*TASK STATEMENT*: In the copy, include every entry exactly but none of the images.

(Entries taken from a collection)
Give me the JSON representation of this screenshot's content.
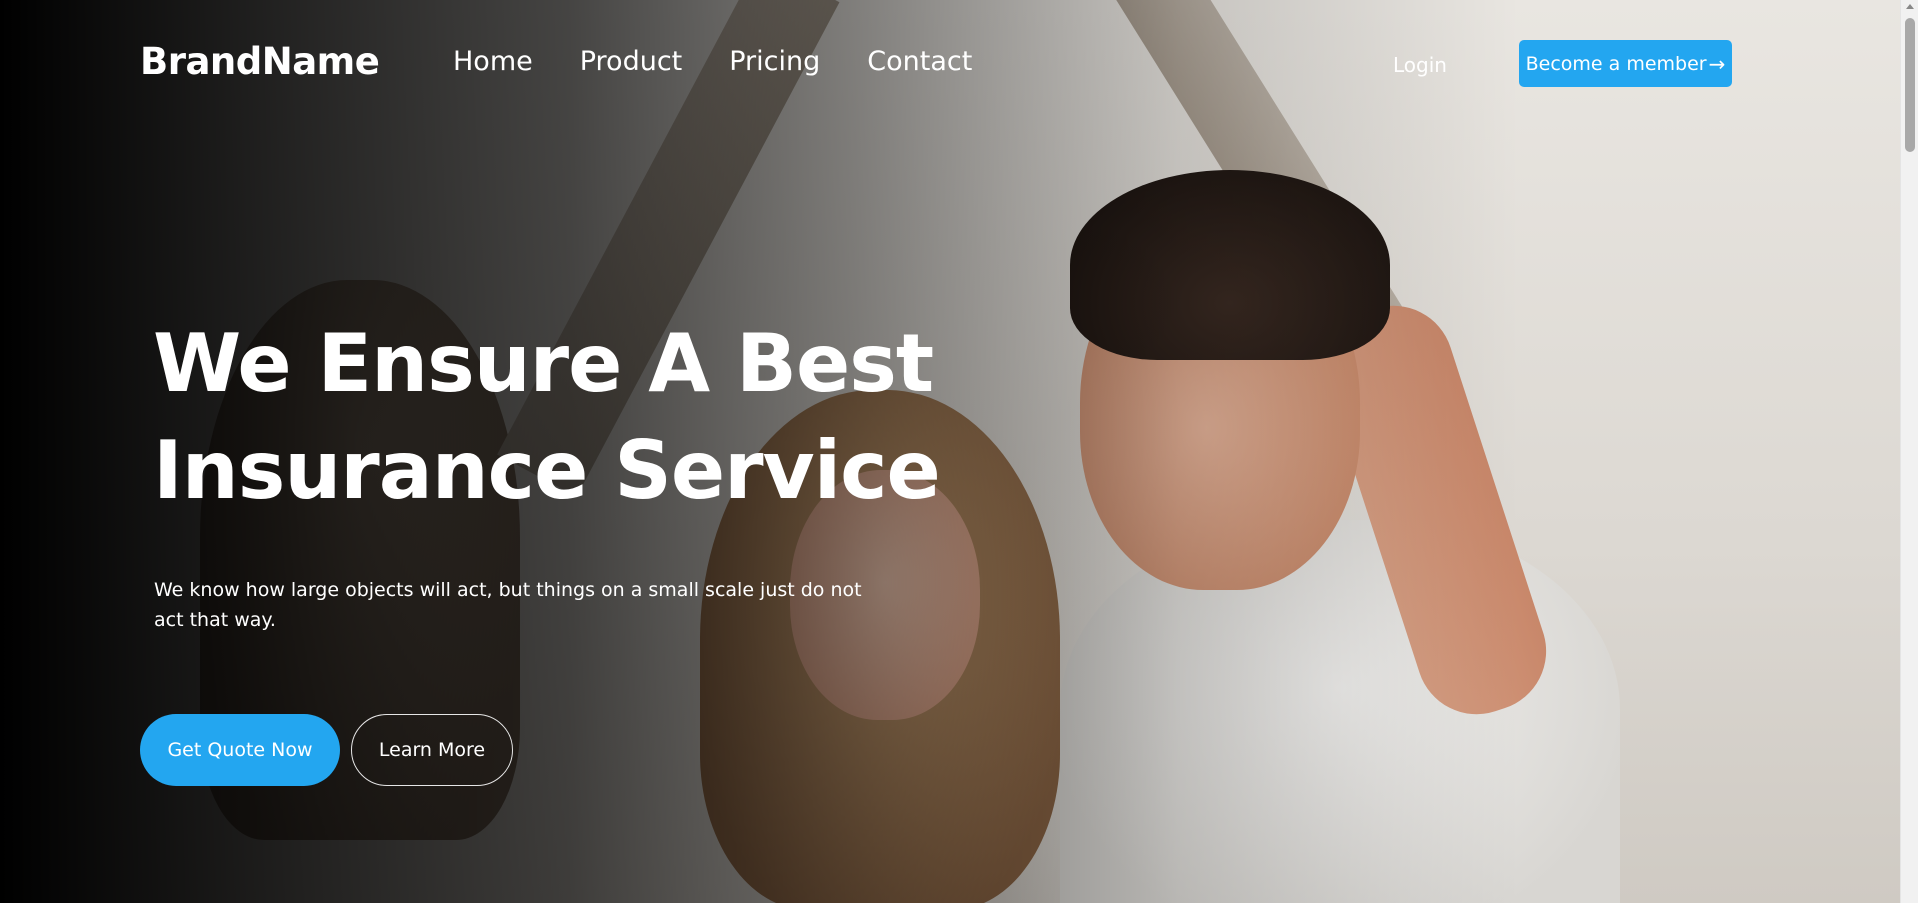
{
  "nav": {
    "brand": "BrandName",
    "links": [
      "Home",
      "Product",
      "Pricing",
      "Contact"
    ],
    "login": "Login",
    "member_button": "Become a member",
    "member_button_icon": "arrow-right-icon"
  },
  "hero": {
    "title_line1": "We Ensure A Best",
    "title_line2": "Insurance Service",
    "subtitle": "We know how large objects will act, but things on a small scale just do not act that way.",
    "primary_cta": "Get Quote Now",
    "secondary_cta": "Learn More",
    "background_image": "family under cardboard roof photo"
  },
  "colors": {
    "accent": "#23a6f0",
    "text": "#ffffff",
    "overlay": "#000000"
  }
}
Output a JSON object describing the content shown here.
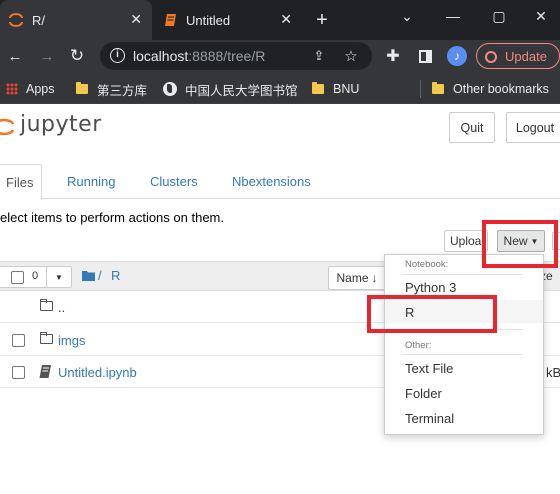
{
  "browser": {
    "tabs": [
      {
        "title": "R/",
        "active": true
      },
      {
        "title": "Untitled",
        "active": false
      }
    ],
    "url_host": "localhost",
    "url_rest": ":8888/tree/R",
    "update_label": "Update",
    "bookmarks": [
      "Apps",
      "第三方库",
      "中国人民大学图书馆",
      "BNU",
      "Other bookmarks"
    ],
    "colors": {
      "frame": "#202124",
      "toolbar": "#35363a",
      "update": "#f28b82"
    }
  },
  "jupyter": {
    "logo_text": "jupyter",
    "quit_label": "Quit",
    "logout_label": "Logout",
    "tabs": [
      "Files",
      "Running",
      "Clusters",
      "Nbextensions"
    ],
    "instruction": "elect items to perform actions on them.",
    "upload_label": "Uploa",
    "new_label": "New",
    "selected_count": "0",
    "breadcrumb_sep": "/",
    "breadcrumb_dir": "R",
    "sort_label": "Name",
    "size_col_fragment": "ze",
    "rows": [
      {
        "name": "..",
        "type": "parent"
      },
      {
        "name": "imgs",
        "type": "folder"
      },
      {
        "name": "Untitled.ipynb",
        "type": "notebook",
        "size_fragment": "kB"
      }
    ],
    "dropdown": {
      "notebook_header": "Notebook:",
      "notebook_items": [
        "Python 3",
        "R"
      ],
      "other_header": "Other:",
      "other_items": [
        "Text File",
        "Folder",
        "Terminal"
      ]
    },
    "colors": {
      "link": "#337ab7",
      "highlight_box": "#e8262d",
      "logo_orange": "#f37726"
    }
  }
}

*RESPONSE TO THE TASK*:
Give me the JSON representation of this screenshot's content.
{
  "nav": {
    "brand": "BrandName",
    "links": [
      "Home",
      "Product",
      "Pricing",
      "Contact"
    ],
    "login": "Login",
    "member_button": "Become a member",
    "member_button_icon": "arrow-right-icon"
  },
  "hero": {
    "title_line1": "We Ensure A Best",
    "title_line2": "Insurance Service",
    "subtitle": "We know how large objects will act, but things on a small scale just do not act that way.",
    "primary_cta": "Get Quote Now",
    "secondary_cta": "Learn More",
    "background_image": "family under cardboard roof photo"
  },
  "colors": {
    "accent": "#23a6f0",
    "text": "#ffffff",
    "overlay": "#000000"
  }
}
Output a JSON object describing the content shown here.
{
  "browser": {
    "tabs": [
      {
        "title": "R/",
        "active": true
      },
      {
        "title": "Untitled",
        "active": false
      }
    ],
    "url_host": "localhost",
    "url_rest": ":8888/tree/R",
    "update_label": "Update",
    "bookmarks": [
      "Apps",
      "第三方库",
      "中国人民大学图书馆",
      "BNU",
      "Other bookmarks"
    ],
    "colors": {
      "frame": "#202124",
      "toolbar": "#35363a",
      "update": "#f28b82"
    }
  },
  "jupyter": {
    "logo_text": "jupyter",
    "quit_label": "Quit",
    "logout_label": "Logout",
    "tabs": [
      "Files",
      "Running",
      "Clusters",
      "Nbextensions"
    ],
    "instruction": "elect items to perform actions on them.",
    "upload_label": "Uploa",
    "new_label": "New",
    "selected_count": "0",
    "breadcrumb_sep": "/",
    "breadcrumb_dir": "R",
    "sort_label": "Name",
    "size_col_fragment": "ze",
    "rows": [
      {
        "name": "..",
        "type": "parent"
      },
      {
        "name": "imgs",
        "type": "folder"
      },
      {
        "name": "Untitled.ipynb",
        "type": "notebook",
        "size_fragment": "kB"
      }
    ],
    "dropdown": {
      "notebook_header": "Notebook:",
      "notebook_items": [
        "Python 3",
        "R"
      ],
      "other_header": "Other:",
      "other_items": [
        "Text File",
        "Folder",
        "Terminal"
      ]
    },
    "colors": {
      "link": "#337ab7",
      "highlight_box": "#e8262d",
      "logo_orange": "#f37726"
    }
  }
}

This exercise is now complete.